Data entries

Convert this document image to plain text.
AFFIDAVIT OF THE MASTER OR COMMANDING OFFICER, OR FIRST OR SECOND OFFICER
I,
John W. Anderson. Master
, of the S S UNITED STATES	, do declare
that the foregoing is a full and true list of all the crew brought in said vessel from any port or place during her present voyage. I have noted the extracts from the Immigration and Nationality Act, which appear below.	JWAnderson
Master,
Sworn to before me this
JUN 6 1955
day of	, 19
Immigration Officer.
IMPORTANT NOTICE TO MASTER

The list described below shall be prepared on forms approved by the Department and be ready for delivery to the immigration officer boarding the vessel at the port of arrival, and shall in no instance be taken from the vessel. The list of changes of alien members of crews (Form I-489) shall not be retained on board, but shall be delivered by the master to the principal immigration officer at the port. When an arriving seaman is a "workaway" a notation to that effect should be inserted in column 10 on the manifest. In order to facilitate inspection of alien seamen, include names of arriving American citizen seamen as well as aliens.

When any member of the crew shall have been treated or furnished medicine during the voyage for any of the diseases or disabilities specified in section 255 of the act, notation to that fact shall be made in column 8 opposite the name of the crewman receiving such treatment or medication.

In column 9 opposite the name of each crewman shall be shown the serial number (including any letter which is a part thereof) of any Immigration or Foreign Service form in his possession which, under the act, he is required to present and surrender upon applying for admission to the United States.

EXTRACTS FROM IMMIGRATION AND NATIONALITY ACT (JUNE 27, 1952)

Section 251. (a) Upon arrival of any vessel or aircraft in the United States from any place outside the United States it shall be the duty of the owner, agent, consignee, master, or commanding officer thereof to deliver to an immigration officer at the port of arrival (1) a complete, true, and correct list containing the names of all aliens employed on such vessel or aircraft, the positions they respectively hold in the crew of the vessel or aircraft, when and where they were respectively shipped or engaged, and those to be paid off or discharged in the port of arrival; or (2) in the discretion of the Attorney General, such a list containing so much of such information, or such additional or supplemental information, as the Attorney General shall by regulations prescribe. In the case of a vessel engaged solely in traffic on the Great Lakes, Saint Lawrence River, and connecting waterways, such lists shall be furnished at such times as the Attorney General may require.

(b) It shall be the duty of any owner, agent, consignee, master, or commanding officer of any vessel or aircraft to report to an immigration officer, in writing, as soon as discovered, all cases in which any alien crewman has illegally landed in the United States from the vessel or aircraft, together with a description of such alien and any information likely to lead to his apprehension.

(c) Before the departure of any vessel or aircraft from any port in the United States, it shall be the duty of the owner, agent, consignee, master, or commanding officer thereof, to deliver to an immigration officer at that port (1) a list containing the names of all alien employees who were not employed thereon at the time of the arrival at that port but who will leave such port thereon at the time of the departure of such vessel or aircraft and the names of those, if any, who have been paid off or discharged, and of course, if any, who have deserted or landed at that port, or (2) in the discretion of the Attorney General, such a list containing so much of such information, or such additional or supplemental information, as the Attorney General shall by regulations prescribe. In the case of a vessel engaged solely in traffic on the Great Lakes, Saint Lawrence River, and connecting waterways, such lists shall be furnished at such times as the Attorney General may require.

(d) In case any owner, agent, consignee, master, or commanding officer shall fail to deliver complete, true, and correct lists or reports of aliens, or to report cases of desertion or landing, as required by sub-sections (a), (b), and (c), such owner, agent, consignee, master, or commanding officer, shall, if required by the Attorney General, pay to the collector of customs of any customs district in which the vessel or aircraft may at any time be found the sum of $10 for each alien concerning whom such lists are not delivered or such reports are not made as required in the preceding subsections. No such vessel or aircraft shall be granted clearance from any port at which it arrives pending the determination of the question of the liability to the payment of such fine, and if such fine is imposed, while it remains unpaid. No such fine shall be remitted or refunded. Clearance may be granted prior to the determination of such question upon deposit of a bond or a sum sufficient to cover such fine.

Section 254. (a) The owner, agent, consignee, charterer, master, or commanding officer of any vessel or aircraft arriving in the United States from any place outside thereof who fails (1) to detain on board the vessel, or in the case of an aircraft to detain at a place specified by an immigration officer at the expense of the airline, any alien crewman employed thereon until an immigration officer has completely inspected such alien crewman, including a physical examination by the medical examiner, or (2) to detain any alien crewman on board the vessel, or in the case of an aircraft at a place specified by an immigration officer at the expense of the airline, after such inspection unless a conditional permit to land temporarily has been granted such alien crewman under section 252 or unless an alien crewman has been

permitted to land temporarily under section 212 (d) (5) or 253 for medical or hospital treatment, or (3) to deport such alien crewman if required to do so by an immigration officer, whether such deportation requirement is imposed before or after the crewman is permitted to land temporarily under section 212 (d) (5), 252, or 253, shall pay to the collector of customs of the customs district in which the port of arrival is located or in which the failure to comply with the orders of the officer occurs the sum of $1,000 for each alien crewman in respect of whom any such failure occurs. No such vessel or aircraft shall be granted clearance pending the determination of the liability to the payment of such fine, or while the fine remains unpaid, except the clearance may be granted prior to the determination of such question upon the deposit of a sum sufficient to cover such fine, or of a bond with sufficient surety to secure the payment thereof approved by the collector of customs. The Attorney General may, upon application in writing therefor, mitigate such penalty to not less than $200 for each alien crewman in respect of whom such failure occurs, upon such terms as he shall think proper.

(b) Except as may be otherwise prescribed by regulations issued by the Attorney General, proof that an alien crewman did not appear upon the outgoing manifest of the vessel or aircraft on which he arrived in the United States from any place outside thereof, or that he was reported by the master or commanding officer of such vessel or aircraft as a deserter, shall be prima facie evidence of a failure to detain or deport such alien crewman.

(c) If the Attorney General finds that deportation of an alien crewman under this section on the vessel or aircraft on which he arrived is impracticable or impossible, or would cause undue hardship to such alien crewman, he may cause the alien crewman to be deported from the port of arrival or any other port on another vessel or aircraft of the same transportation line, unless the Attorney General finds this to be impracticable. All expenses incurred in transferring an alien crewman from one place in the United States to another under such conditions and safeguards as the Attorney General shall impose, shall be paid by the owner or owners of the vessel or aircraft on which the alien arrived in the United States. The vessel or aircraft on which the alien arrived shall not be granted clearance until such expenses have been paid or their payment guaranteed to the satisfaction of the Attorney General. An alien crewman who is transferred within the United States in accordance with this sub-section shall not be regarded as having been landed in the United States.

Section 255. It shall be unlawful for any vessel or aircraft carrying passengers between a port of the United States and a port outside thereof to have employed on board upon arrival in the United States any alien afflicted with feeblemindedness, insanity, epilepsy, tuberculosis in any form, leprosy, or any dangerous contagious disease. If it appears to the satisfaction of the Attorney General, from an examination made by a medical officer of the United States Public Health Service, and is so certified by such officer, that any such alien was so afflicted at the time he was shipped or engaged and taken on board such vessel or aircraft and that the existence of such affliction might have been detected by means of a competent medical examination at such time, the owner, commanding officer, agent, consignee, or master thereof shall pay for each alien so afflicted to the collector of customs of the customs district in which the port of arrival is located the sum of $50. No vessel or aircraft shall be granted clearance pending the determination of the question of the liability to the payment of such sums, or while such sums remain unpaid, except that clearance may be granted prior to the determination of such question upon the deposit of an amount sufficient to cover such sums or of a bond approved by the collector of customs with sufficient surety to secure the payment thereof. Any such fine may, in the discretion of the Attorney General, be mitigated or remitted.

■ **PROBLEM DETAILS**
Your answer should be a single number: the count of lines containing the word "voyage".

■ **THE SOLUTION**
2